Requirements: Below are entries to be transcribed exactly; exclude the pictures from the copy.

Source records:
:::::
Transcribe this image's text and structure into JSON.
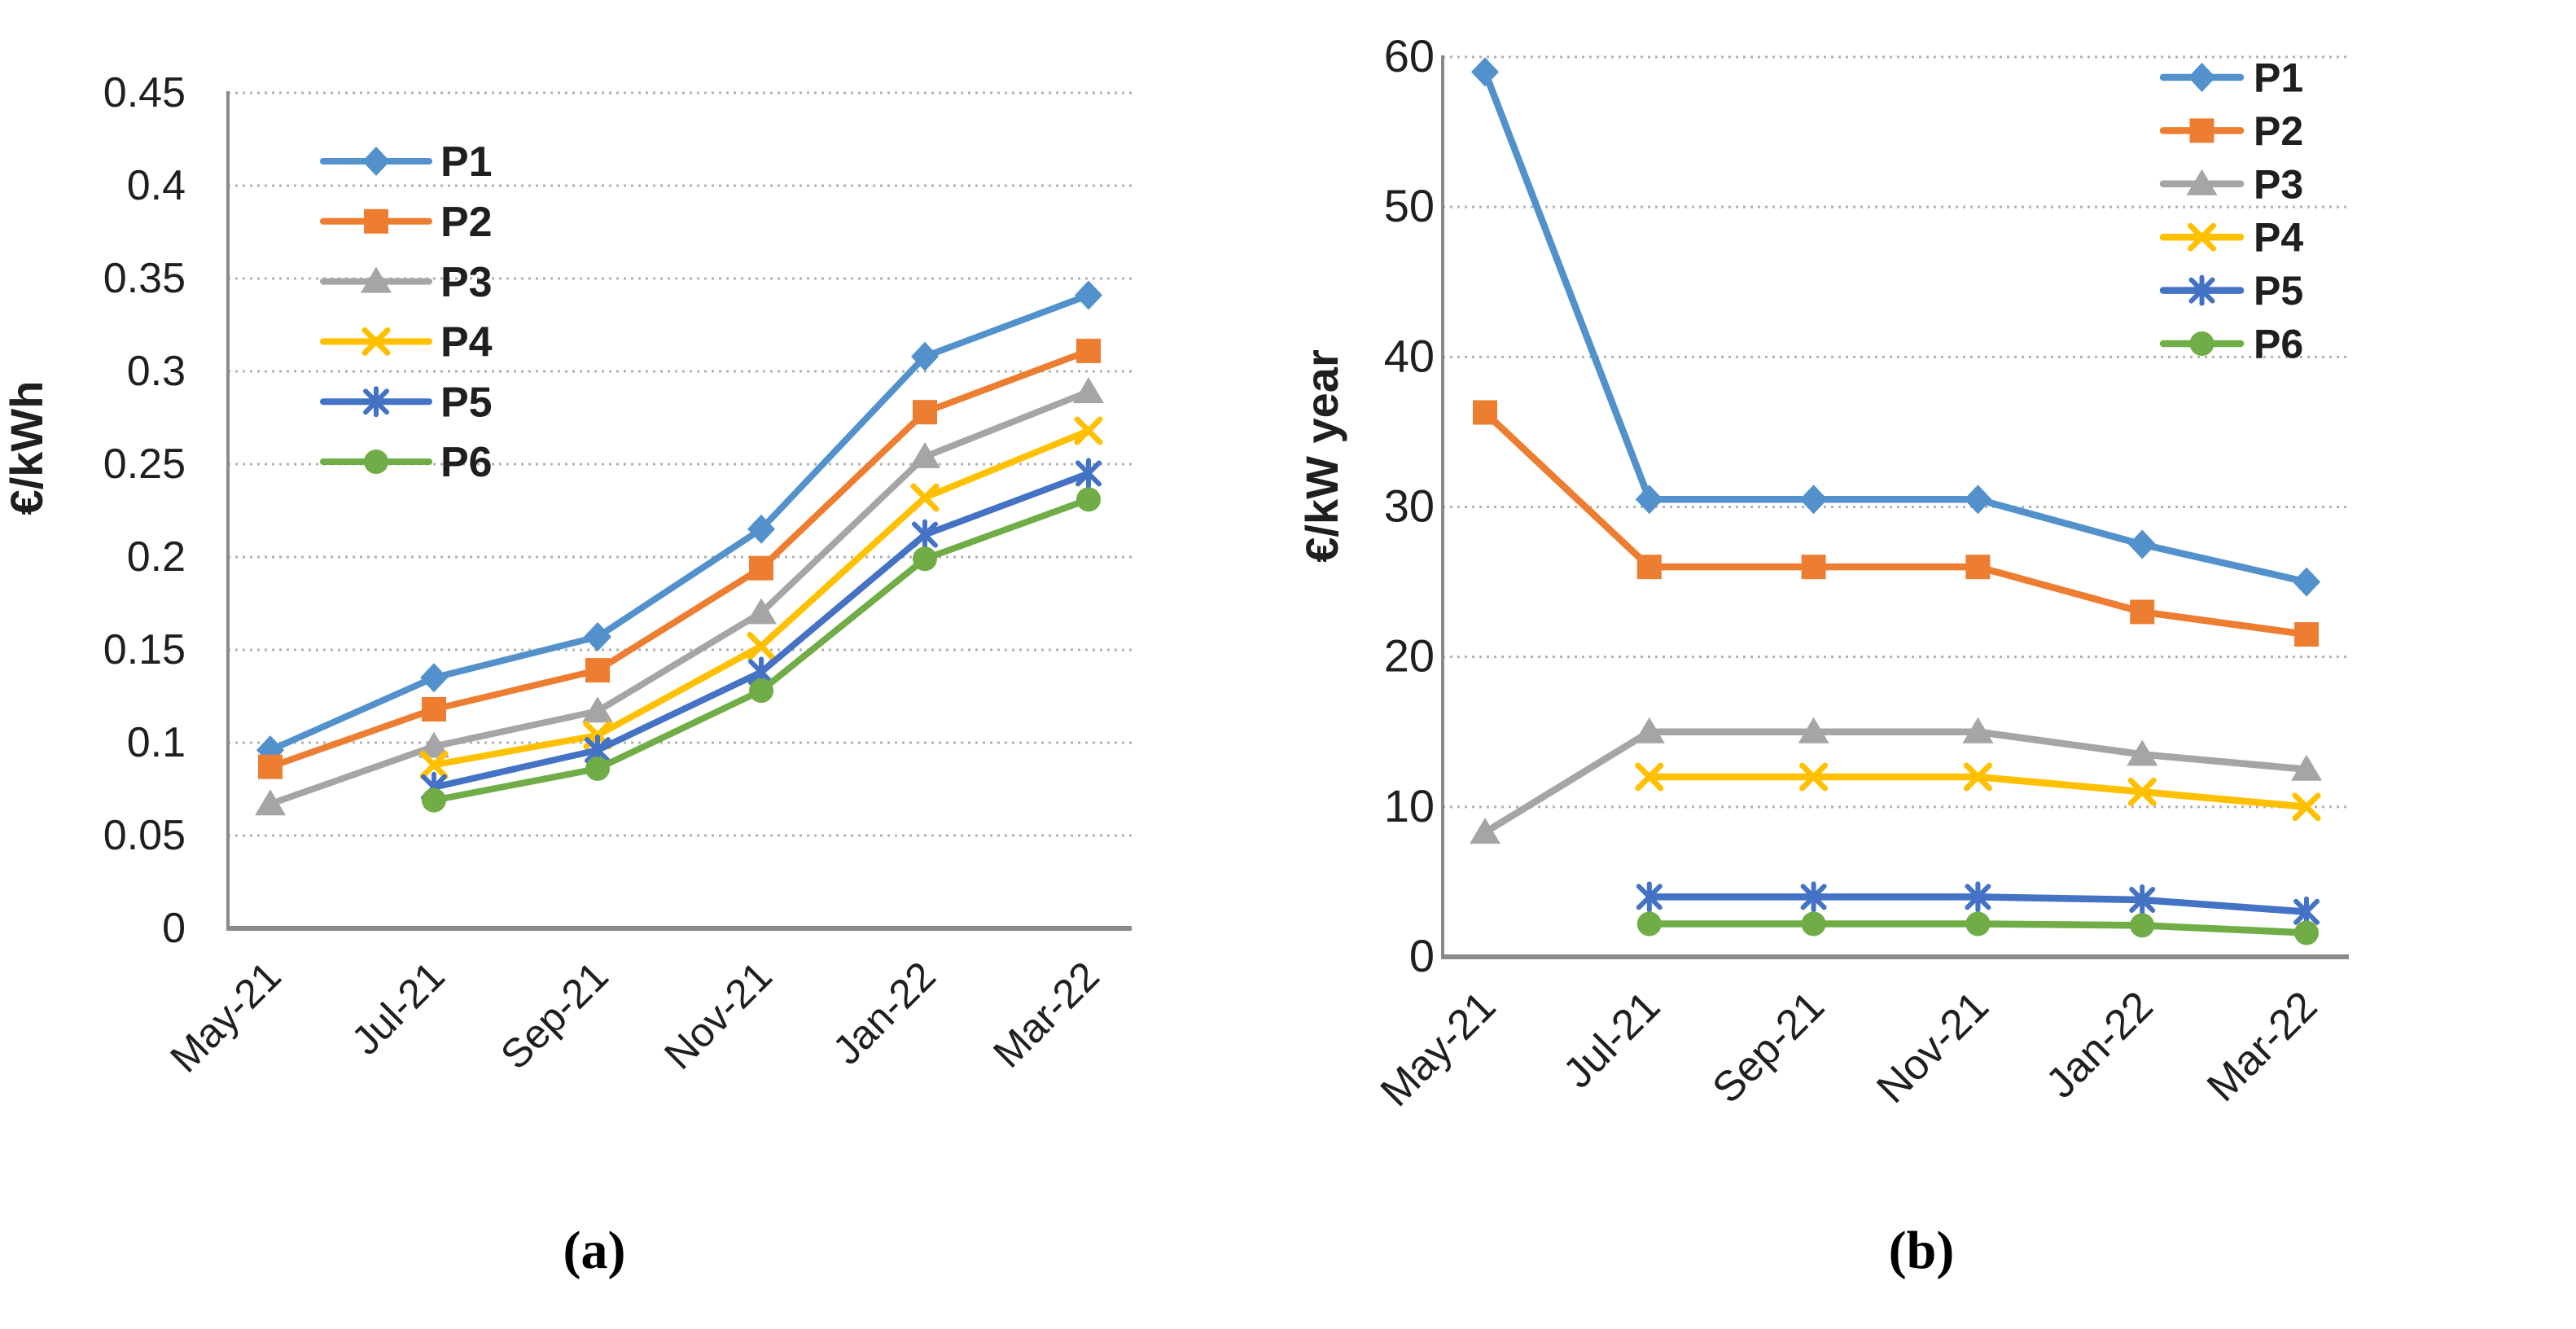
{
  "figure": {
    "background_color": "#ffffff",
    "text_color": "#1f1f1f",
    "axis_color": "#8a8a8a",
    "gridline_color": "#b0b0b0"
  },
  "chart_data": [
    {
      "id": "a",
      "type": "line",
      "caption": "(a)",
      "ylabel": "€/kWh",
      "categories": [
        "May-21",
        "Jul-21",
        "Sep-21",
        "Nov-21",
        "Jan-22",
        "Mar-22"
      ],
      "ylim": [
        0,
        0.45
      ],
      "ytick_values": [
        0,
        0.05,
        0.1,
        0.15,
        0.2,
        0.25,
        0.3,
        0.35,
        0.4,
        0.45
      ],
      "ytick_labels": [
        "0",
        "0.05",
        "0.1",
        "0.15",
        "0.2",
        "0.25",
        "0.3",
        "0.35",
        "0.4",
        "0.45"
      ],
      "grid": "horizontal-dotted",
      "legend_position": "top-left",
      "series": [
        {
          "name": "P1",
          "color": "#5291CB",
          "marker": "diamond",
          "values": [
            0.096,
            0.135,
            0.157,
            0.215,
            0.308,
            0.341
          ]
        },
        {
          "name": "P2",
          "color": "#ED7D31",
          "marker": "square",
          "values": [
            0.087,
            0.118,
            0.139,
            0.194,
            0.278,
            0.311
          ]
        },
        {
          "name": "P3",
          "color": "#A5A5A5",
          "marker": "triangle",
          "values": [
            0.067,
            0.098,
            0.117,
            0.17,
            0.254,
            0.289
          ]
        },
        {
          "name": "P4",
          "color": "#FFC000",
          "marker": "x",
          "values": [
            null,
            0.088,
            0.104,
            0.152,
            0.232,
            0.268
          ]
        },
        {
          "name": "P5",
          "color": "#4472C4",
          "marker": "star",
          "values": [
            null,
            0.076,
            0.096,
            0.138,
            0.212,
            0.245
          ]
        },
        {
          "name": "P6",
          "color": "#70AD47",
          "marker": "circle",
          "values": [
            null,
            0.069,
            0.086,
            0.128,
            0.199,
            0.231
          ]
        }
      ]
    },
    {
      "id": "b",
      "type": "line",
      "caption": "(b)",
      "ylabel": "€/kW year",
      "categories": [
        "May-21",
        "Jul-21",
        "Sep-21",
        "Nov-21",
        "Jan-22",
        "Mar-22"
      ],
      "ylim": [
        0,
        60
      ],
      "ytick_values": [
        0,
        10,
        20,
        30,
        40,
        50,
        60
      ],
      "ytick_labels": [
        "0",
        "10",
        "20",
        "30",
        "40",
        "50",
        "60"
      ],
      "grid": "horizontal-dotted",
      "legend_position": "top-right",
      "series": [
        {
          "name": "P1",
          "color": "#5291CB",
          "marker": "diamond",
          "values": [
            59,
            30.5,
            30.5,
            30.5,
            27.5,
            25
          ]
        },
        {
          "name": "P2",
          "color": "#ED7D31",
          "marker": "square",
          "values": [
            36.3,
            26,
            26,
            26,
            23,
            21.5
          ]
        },
        {
          "name": "P3",
          "color": "#A5A5A5",
          "marker": "triangle",
          "values": [
            8.3,
            15,
            15,
            15,
            13.5,
            12.5
          ]
        },
        {
          "name": "P4",
          "color": "#FFC000",
          "marker": "x",
          "values": [
            null,
            12,
            12,
            12,
            11,
            10
          ]
        },
        {
          "name": "P5",
          "color": "#4472C4",
          "marker": "star",
          "values": [
            null,
            4,
            4,
            4,
            3.8,
            3
          ]
        },
        {
          "name": "P6",
          "color": "#70AD47",
          "marker": "circle",
          "values": [
            null,
            2.2,
            2.2,
            2.2,
            2.1,
            1.6
          ]
        }
      ]
    }
  ]
}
:::::
Result:
Transcribe this image's text and structure into JSON.
{
  "figure": {
    "background_color": "#ffffff",
    "text_color": "#1f1f1f",
    "axis_color": "#8a8a8a",
    "gridline_color": "#b0b0b0"
  },
  "chart_data": [
    {
      "id": "a",
      "type": "line",
      "caption": "(a)",
      "ylabel": "€/kWh",
      "categories": [
        "May-21",
        "Jul-21",
        "Sep-21",
        "Nov-21",
        "Jan-22",
        "Mar-22"
      ],
      "ylim": [
        0,
        0.45
      ],
      "ytick_values": [
        0,
        0.05,
        0.1,
        0.15,
        0.2,
        0.25,
        0.3,
        0.35,
        0.4,
        0.45
      ],
      "ytick_labels": [
        "0",
        "0.05",
        "0.1",
        "0.15",
        "0.2",
        "0.25",
        "0.3",
        "0.35",
        "0.4",
        "0.45"
      ],
      "grid": "horizontal-dotted",
      "legend_position": "top-left",
      "series": [
        {
          "name": "P1",
          "color": "#5291CB",
          "marker": "diamond",
          "values": [
            0.096,
            0.135,
            0.157,
            0.215,
            0.308,
            0.341
          ]
        },
        {
          "name": "P2",
          "color": "#ED7D31",
          "marker": "square",
          "values": [
            0.087,
            0.118,
            0.139,
            0.194,
            0.278,
            0.311
          ]
        },
        {
          "name": "P3",
          "color": "#A5A5A5",
          "marker": "triangle",
          "values": [
            0.067,
            0.098,
            0.117,
            0.17,
            0.254,
            0.289
          ]
        },
        {
          "name": "P4",
          "color": "#FFC000",
          "marker": "x",
          "values": [
            null,
            0.088,
            0.104,
            0.152,
            0.232,
            0.268
          ]
        },
        {
          "name": "P5",
          "color": "#4472C4",
          "marker": "star",
          "values": [
            null,
            0.076,
            0.096,
            0.138,
            0.212,
            0.245
          ]
        },
        {
          "name": "P6",
          "color": "#70AD47",
          "marker": "circle",
          "values": [
            null,
            0.069,
            0.086,
            0.128,
            0.199,
            0.231
          ]
        }
      ]
    },
    {
      "id": "b",
      "type": "line",
      "caption": "(b)",
      "ylabel": "€/kW year",
      "categories": [
        "May-21",
        "Jul-21",
        "Sep-21",
        "Nov-21",
        "Jan-22",
        "Mar-22"
      ],
      "ylim": [
        0,
        60
      ],
      "ytick_values": [
        0,
        10,
        20,
        30,
        40,
        50,
        60
      ],
      "ytick_labels": [
        "0",
        "10",
        "20",
        "30",
        "40",
        "50",
        "60"
      ],
      "grid": "horizontal-dotted",
      "legend_position": "top-right",
      "series": [
        {
          "name": "P1",
          "color": "#5291CB",
          "marker": "diamond",
          "values": [
            59,
            30.5,
            30.5,
            30.5,
            27.5,
            25
          ]
        },
        {
          "name": "P2",
          "color": "#ED7D31",
          "marker": "square",
          "values": [
            36.3,
            26,
            26,
            26,
            23,
            21.5
          ]
        },
        {
          "name": "P3",
          "color": "#A5A5A5",
          "marker": "triangle",
          "values": [
            8.3,
            15,
            15,
            15,
            13.5,
            12.5
          ]
        },
        {
          "name": "P4",
          "color": "#FFC000",
          "marker": "x",
          "values": [
            null,
            12,
            12,
            12,
            11,
            10
          ]
        },
        {
          "name": "P5",
          "color": "#4472C4",
          "marker": "star",
          "values": [
            null,
            4,
            4,
            4,
            3.8,
            3
          ]
        },
        {
          "name": "P6",
          "color": "#70AD47",
          "marker": "circle",
          "values": [
            null,
            2.2,
            2.2,
            2.2,
            2.1,
            1.6
          ]
        }
      ]
    }
  ]
}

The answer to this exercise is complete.